▶ _Written task_
Pull every line of the entries that has the word "results".

▶ _Records for the task_

+ + + + +

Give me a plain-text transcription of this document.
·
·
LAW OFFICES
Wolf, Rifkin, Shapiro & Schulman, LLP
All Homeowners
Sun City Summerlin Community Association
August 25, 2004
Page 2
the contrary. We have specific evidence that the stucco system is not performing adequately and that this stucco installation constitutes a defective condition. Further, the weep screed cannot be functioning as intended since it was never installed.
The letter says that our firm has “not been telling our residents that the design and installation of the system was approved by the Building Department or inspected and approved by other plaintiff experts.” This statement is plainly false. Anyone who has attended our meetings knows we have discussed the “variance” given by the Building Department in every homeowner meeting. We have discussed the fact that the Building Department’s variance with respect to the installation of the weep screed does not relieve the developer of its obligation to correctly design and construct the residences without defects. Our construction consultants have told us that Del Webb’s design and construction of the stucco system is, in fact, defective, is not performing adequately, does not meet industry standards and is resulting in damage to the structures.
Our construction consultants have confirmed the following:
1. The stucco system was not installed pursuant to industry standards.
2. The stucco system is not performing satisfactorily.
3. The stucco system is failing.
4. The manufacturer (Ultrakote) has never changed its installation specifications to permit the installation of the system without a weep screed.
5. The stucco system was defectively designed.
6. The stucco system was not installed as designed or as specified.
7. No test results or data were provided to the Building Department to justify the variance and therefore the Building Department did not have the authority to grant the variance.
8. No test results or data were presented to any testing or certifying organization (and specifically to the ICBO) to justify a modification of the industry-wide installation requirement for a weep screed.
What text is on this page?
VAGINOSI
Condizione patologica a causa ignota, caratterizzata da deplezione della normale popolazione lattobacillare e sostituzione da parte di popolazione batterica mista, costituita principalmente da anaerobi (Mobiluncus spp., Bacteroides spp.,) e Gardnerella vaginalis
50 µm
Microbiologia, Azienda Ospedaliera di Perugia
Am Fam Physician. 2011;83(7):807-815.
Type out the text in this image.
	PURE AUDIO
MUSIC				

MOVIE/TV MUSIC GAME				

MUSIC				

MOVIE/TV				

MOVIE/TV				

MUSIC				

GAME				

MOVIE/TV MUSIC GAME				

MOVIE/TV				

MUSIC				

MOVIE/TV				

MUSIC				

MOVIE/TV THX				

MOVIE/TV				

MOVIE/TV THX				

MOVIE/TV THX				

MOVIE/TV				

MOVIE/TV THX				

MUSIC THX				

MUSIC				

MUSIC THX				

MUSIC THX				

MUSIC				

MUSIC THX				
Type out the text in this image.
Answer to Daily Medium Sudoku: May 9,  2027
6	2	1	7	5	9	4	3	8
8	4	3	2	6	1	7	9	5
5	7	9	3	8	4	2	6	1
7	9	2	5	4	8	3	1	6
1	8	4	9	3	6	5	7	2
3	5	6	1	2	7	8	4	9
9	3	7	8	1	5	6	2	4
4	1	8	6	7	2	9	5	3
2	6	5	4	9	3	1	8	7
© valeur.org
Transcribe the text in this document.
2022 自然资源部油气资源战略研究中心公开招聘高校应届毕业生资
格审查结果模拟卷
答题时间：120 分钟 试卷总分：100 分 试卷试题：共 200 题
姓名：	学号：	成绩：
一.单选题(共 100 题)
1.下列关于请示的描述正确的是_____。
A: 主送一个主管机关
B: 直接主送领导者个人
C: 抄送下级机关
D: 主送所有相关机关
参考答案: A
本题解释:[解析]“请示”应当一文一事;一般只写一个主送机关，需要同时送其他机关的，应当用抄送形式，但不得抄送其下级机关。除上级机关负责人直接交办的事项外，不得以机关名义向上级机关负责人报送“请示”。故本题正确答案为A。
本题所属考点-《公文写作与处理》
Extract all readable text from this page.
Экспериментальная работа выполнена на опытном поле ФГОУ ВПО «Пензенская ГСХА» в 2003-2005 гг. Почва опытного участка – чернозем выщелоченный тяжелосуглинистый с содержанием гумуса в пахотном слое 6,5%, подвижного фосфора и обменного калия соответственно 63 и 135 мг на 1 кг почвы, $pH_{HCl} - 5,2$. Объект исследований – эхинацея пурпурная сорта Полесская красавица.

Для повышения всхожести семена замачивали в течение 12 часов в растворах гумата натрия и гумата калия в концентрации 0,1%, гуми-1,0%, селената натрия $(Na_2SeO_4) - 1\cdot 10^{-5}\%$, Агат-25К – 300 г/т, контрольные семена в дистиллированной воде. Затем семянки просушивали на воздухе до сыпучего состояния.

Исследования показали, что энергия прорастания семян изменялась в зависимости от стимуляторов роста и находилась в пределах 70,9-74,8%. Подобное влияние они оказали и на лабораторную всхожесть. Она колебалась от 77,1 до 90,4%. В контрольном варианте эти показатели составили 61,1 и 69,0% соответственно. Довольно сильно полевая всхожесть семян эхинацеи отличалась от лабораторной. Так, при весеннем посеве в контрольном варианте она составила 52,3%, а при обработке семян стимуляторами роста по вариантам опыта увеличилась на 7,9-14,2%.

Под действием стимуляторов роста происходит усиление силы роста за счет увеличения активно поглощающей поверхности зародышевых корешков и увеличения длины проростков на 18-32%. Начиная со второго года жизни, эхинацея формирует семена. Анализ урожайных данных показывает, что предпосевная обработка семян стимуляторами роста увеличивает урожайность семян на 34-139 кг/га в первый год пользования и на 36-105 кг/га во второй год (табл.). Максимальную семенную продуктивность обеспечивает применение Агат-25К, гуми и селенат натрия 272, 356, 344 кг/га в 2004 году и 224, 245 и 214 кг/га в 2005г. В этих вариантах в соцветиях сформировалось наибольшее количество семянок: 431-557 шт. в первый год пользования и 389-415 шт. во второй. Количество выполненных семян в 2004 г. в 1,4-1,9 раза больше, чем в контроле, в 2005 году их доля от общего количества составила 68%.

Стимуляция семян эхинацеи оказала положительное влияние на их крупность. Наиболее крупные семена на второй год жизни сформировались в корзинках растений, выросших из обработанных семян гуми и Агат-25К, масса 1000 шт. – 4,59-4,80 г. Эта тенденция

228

+ + + + +

▶ _Written answer_
7. No test results or data were provided to the Building Department to justify the variance and therefore the Building Department did not have the authority to grant the variance.
8. No test results or data were presented to any testing or certifying organization (and specifically to the ICBO) to justify a modification of the industry-wide installation requirement for a weep screed.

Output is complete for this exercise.